### DOCUMENT TEXT
# # # # # # #
After the European Data Protection Board (EDPB) ruled in April 2023 that Meta (formerly Facebook) was systematically violating provisions of the General Data Protection Regulation (GDPR), Meta was fined a whopping EUR 1.2 billion.

 

The fine was imposed by the Irish Data Protection Commission (DPC), after the EDPB published its binding ruling in April regarding Meta’s transfers of data from Europe to the United States. This thereby effectively compelled the Irish DPC, contrary to its original position, to impose a substantial fine on Meta (exceeding the maximum possible by 20%) in light of the gravity of its violations. Within this context, the EDPB instructed that an order be issued to cease the storage of European users’ personal data in servers in the United States, which Meta transferred in violation of privacy protection laws.

 

Information Transfer Mechanism

 

The transfers of personal data to the United States were based on a contractual mechanism known as standard contractual clauses (SCCs), which are designed to regulate the transfer of personal data from Europe to countries found to have an inadequate level of privacy protection. Meta was forced to start using this mechanism back in 2020, when the Court of Justice of the European Union (CJEU) ruled that the privacy shield mechanism, which allowed the transfer of personal data between the EU and the US, was invalid. The CJEU reached this ruling due to its concerns about the level of protection afforded to personal data in the United States, particularly since the American intelligence agencies can access such information. This ruling, known as Schrems II, also emphasized the need for companies to perform examinations of the legal situation in the target country of the data transfer, as well as of the safeguards needed in relation to the transfer of information. The ruling further found that reliance on the SCC mechanism per se does not constitute compliance with the regulatory provisions.

 

The Irish DPC’s ruling stated, inter alia, that Meta failed to take sufficient measures to ensure an adequate level of protection for the personal data being transferred and stored in servers in the United States and that it failed to take adequate measures to protect its users’ information, contrary to the Schrems II ruling.

 

Implications of the Ruling

 

Risk assessments

Global companies with operations in Europe should recognize the risk of transferring personal data to the United States, including through the use of cloud providers. If, up until now, the prevailing opinion was that the issue of transferring data to the United States would be resolved soon and, in any case, there was no reason to think that law enforcement agencies would impose fines for transferring such data to the United States, this enormous fine imposed on Meta signals to companies that they need to reconsider their courses of action.
# # # # # # #
### STORED ROWS
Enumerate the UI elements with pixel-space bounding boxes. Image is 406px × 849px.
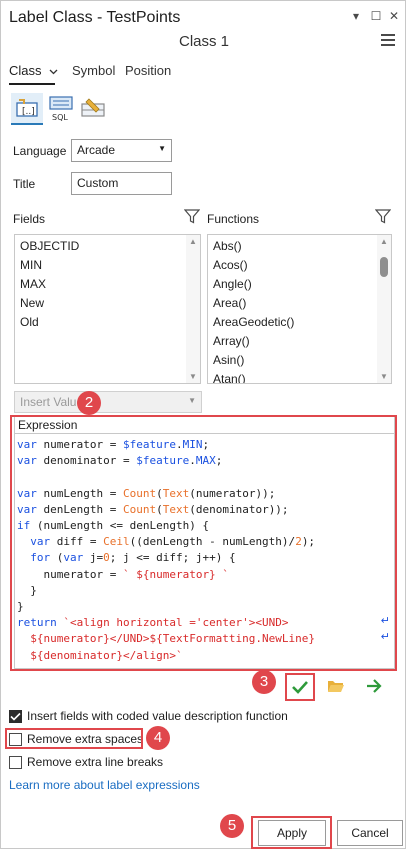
list-item[interactable]: MIN <box>15 256 200 275</box>
checkmark-icon <box>10 712 21 721</box>
filter-icon[interactable] <box>375 209 391 224</box>
insert-values-dropdown[interactable]: Insert Values ▼ <box>14 391 202 413</box>
filter-icon[interactable] <box>184 209 200 224</box>
scrollbar[interactable]: ▲ ▼ <box>186 235 200 383</box>
remove-breaks-label: Remove extra line breaks <box>27 755 164 769</box>
remove-breaks-option[interactable]: Remove extra line breaks <box>9 755 163 769</box>
tab-class-label: Class <box>9 63 42 78</box>
chevron-down-icon[interactable]: ▾ <box>349 9 363 23</box>
list-item[interactable]: AreaGeodetic() <box>208 313 391 332</box>
expression-highlight <box>10 415 397 671</box>
list-item[interactable]: Angle() <box>208 275 391 294</box>
list-item[interactable]: Acos() <box>208 256 391 275</box>
list-item[interactable]: Array() <box>208 332 391 351</box>
scroll-up-icon[interactable]: ▲ <box>186 237 200 246</box>
coded-values-label: Insert fields with coded value descripti… <box>27 709 288 723</box>
coded-values-checkbox[interactable] <box>9 709 22 723</box>
functions-list[interactable]: Abs() Acos() Angle() Area() AreaGeodetic… <box>207 234 392 384</box>
chevron-down-icon <box>49 69 58 75</box>
learn-more-link[interactable]: Learn more about label expressions <box>9 778 200 792</box>
list-item[interactable]: New <box>15 294 200 313</box>
title-input[interactable]: Custom <box>71 172 172 195</box>
list-item[interactable]: OBJECTID <box>15 237 200 256</box>
apply-button[interactable]: Apply <box>258 820 326 846</box>
fields-list[interactable]: OBJECTID MIN MAX New Old ▲ ▼ <box>14 234 201 384</box>
sql-icon: SQL <box>49 96 73 122</box>
label-class-pane: Label Class - TestPoints ▾ ☐ ✕ Class 1 C… <box>0 0 406 849</box>
dropdown-arrow-icon: ▼ <box>158 144 166 153</box>
svg-text:[..]: [..] <box>22 107 35 117</box>
language-dropdown[interactable]: Arcade ▼ <box>71 139 172 162</box>
list-item[interactable]: Abs() <box>208 237 391 256</box>
active-tab-indicator <box>9 83 55 85</box>
remove-spaces-highlight <box>5 728 143 749</box>
verify-check-icon[interactable] <box>291 679 309 695</box>
fields-label: Fields <box>13 212 46 226</box>
list-item[interactable]: Area() <box>208 294 391 313</box>
tab-position[interactable]: Position <box>125 63 171 78</box>
scroll-down-icon[interactable]: ▼ <box>377 372 391 381</box>
maximize-icon[interactable]: ☐ <box>369 9 383 23</box>
list-item[interactable]: Asin() <box>208 351 391 370</box>
pane-title: Label Class - TestPoints <box>9 9 181 26</box>
list-item[interactable]: Atan() <box>208 370 391 383</box>
step-badge: 3 <box>252 670 276 694</box>
tab-class[interactable]: Class <box>9 63 58 78</box>
folder-open-icon[interactable] <box>327 679 345 694</box>
hamburger-menu-icon[interactable] <box>381 34 395 49</box>
svg-text:SQL: SQL <box>52 113 68 122</box>
step-badge: 4 <box>146 726 170 750</box>
functions-label: Functions <box>207 212 260 226</box>
filter-table-icon <box>81 98 105 117</box>
tab-symbol[interactable]: Symbol <box>72 63 115 78</box>
cancel-button[interactable]: Cancel <box>337 820 403 846</box>
sql-mode-button[interactable]: SQL <box>45 93 77 125</box>
list-item[interactable]: Old <box>15 313 200 332</box>
close-icon[interactable]: ✕ <box>387 9 401 23</box>
scrollbar-thumb[interactable] <box>380 257 388 277</box>
scroll-up-icon[interactable]: ▲ <box>377 237 391 246</box>
remove-breaks-checkbox[interactable] <box>9 755 22 769</box>
dropdown-arrow-icon: ▼ <box>188 396 196 405</box>
coded-values-option[interactable]: Insert fields with coded value descripti… <box>9 709 288 723</box>
step-badge: 5 <box>220 814 244 838</box>
language-value: Arcade <box>77 143 116 157</box>
definition-query-mode-button[interactable] <box>77 93 109 125</box>
scrollbar[interactable]: ▲ ▼ <box>377 235 391 383</box>
title-label: Title <box>13 177 36 191</box>
arrow-right-icon[interactable] <box>365 678 383 694</box>
class-name: Class 1 <box>178 33 230 50</box>
list-item[interactable]: MAX <box>15 275 200 294</box>
step-badge: 2 <box>77 391 101 415</box>
label-field-mode-button[interactable]: [..] <box>11 93 43 125</box>
scroll-down-icon[interactable]: ▼ <box>186 372 200 381</box>
language-label: Language <box>13 144 67 158</box>
label-expression-icon: [..] <box>16 99 38 117</box>
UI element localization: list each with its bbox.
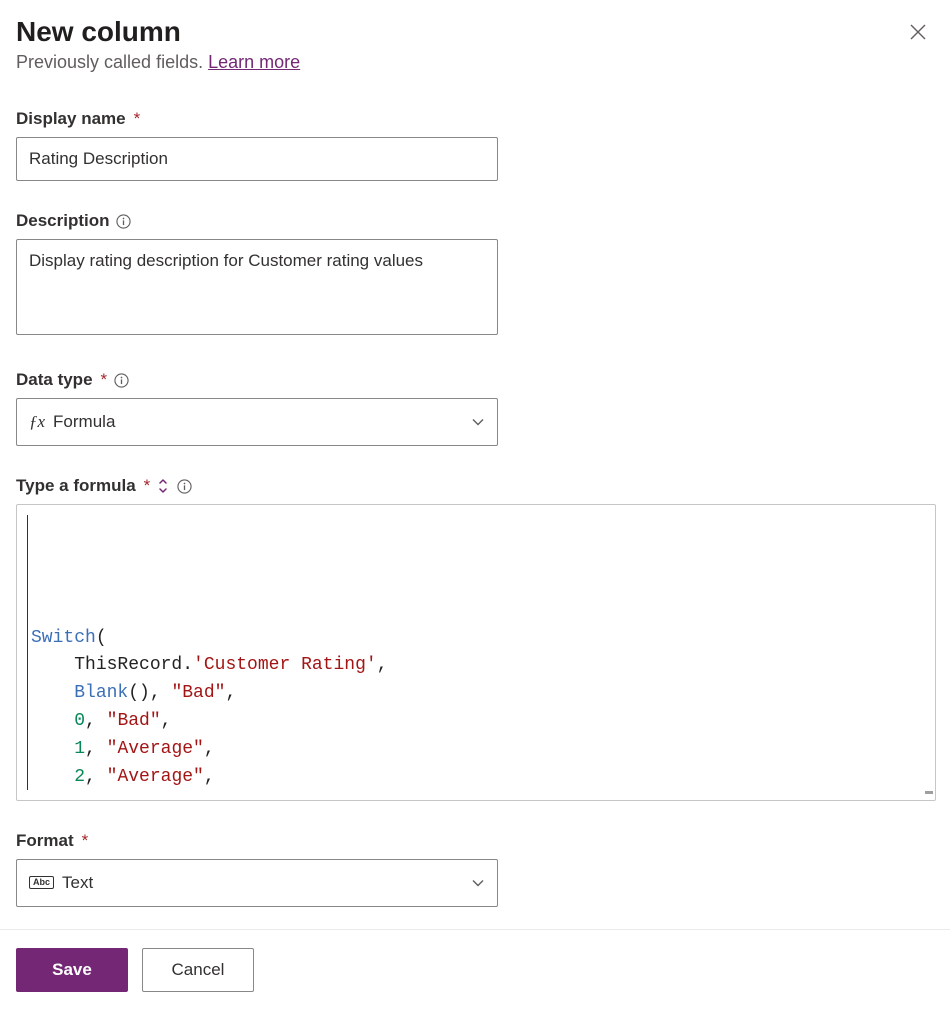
text-cursor xyxy=(27,515,28,790)
expand-icon[interactable] xyxy=(156,479,170,493)
scroll-indicator xyxy=(925,791,933,794)
subtitle-text: Previously called fields. xyxy=(16,52,208,72)
chevron-down-icon xyxy=(471,415,485,429)
info-icon[interactable] xyxy=(116,213,132,229)
chevron-down-icon xyxy=(471,876,485,890)
description-label: Description xyxy=(16,211,110,231)
required-asterisk: * xyxy=(101,370,108,390)
formula-field: Type a formula * Switch( ThisRecord.'Cus… xyxy=(16,476,934,801)
save-button[interactable]: Save xyxy=(16,948,128,992)
fx-icon: ƒx xyxy=(29,412,45,432)
description-input[interactable]: Display rating description for Customer … xyxy=(16,239,498,335)
info-icon[interactable] xyxy=(176,478,192,494)
format-select[interactable]: Abc Text xyxy=(16,859,498,907)
text-format-icon: Abc xyxy=(29,876,54,889)
formula-label: Type a formula xyxy=(16,476,136,496)
required-asterisk: * xyxy=(82,831,89,851)
data-type-select[interactable]: ƒx Formula xyxy=(16,398,498,446)
close-button[interactable] xyxy=(902,16,934,48)
info-icon[interactable] xyxy=(113,372,129,388)
data-type-field: Data type * ƒx Formula xyxy=(16,370,934,446)
format-field: Format * Abc Text xyxy=(16,831,934,907)
display-name-label: Display name xyxy=(16,109,126,129)
page-subtitle: Previously called fields. Learn more xyxy=(16,52,300,73)
display-name-field: Display name * xyxy=(16,109,934,181)
footer-bar: Save Cancel xyxy=(0,929,950,1010)
required-asterisk: * xyxy=(134,109,141,129)
page-title: New column xyxy=(16,16,300,48)
description-field: Description Display rating description f… xyxy=(16,211,934,340)
format-value: Text xyxy=(62,873,93,893)
cancel-button[interactable]: Cancel xyxy=(142,948,254,992)
required-asterisk: * xyxy=(144,476,151,496)
formula-editor[interactable]: Switch( ThisRecord.'Customer Rating', Bl… xyxy=(16,504,936,801)
format-label: Format xyxy=(16,831,74,851)
learn-more-link[interactable]: Learn more xyxy=(208,52,300,72)
data-type-value: Formula xyxy=(53,412,115,432)
data-type-label: Data type xyxy=(16,370,93,390)
close-icon xyxy=(908,30,928,45)
display-name-input[interactable] xyxy=(16,137,498,181)
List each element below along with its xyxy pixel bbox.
# # # # # # #
### BRIEF 1
Answer these questions from the passage on Meta's GDPR fine, one per line:
(a) Which body imposed the EUR 1.2 billion fine on Meta?
(b) In what year did Meta have to start using standard contractual clauses?
(c) What did the Irish DPC's ruling say Meta failed to ensure for the personal data transferred to and stored in the United States?
### BRIEF 2
Pick up the passage on Meta's GDPR fine after its final sentence and continue it.

### EXPECTED ANSWER 1
(a) The Irish Data Protection Commission (DPC)
(b) 2020
(c) An adequate level of protection

### EXPECTED ANSWER 2
SCC Status

SCCs are not enough. Companies that fail to take the Schrems II ruling seriously and continue relying solely on these SCCs are exposing themselves to considerable risks. It is important to perform a specific risk assessment with respect to the transfer of information to countries outside of Europe and to avoid, to the extent possible, transferring sensitive information without adequate controls.

 

The EDPB’s Strict Position

The regulatory risk arises not only from state authorities but also from the EDPB. In this instance, the Irish DPC believed that no law enforcement action should be taken, considering that Meta had used SCCs, and it even attempted to reduce the fine. The EDPB disagreed with this position and maintained in its ruling that Meta should be heavily fined. This is major news for global companies operating in the EU, since the EDPB’s position regarding data transfers outside of Europe is exceedingly strict, more so than the approach of most relevant authorities in Europe.

 

What Can We Expect?

The fine will probably not stop companies from using cloud providers in the United States, or stop data transfers from Europe to the United States, but it will definitely speed up the process of finalizing the new arrangement between the EU and the US.

 

It is also likely (and advisable) that the fine will incentivize companies to implement several important internal measures:

 

  1. Performing orderly mapping of transfers of personal information from Europe to countries deemed to provide inadequate privacy protection, especially the United States.
  2. Formulating a risk management policy for these data transfers.
  3. Performing data transfer impact assessments (DTIAs), including analyses of the legal situation in those countries, the types of data being transferred, existing data security measures, and more.
  4. Carefully considering implementing technological and organizational measures to mitigate the legal exposure.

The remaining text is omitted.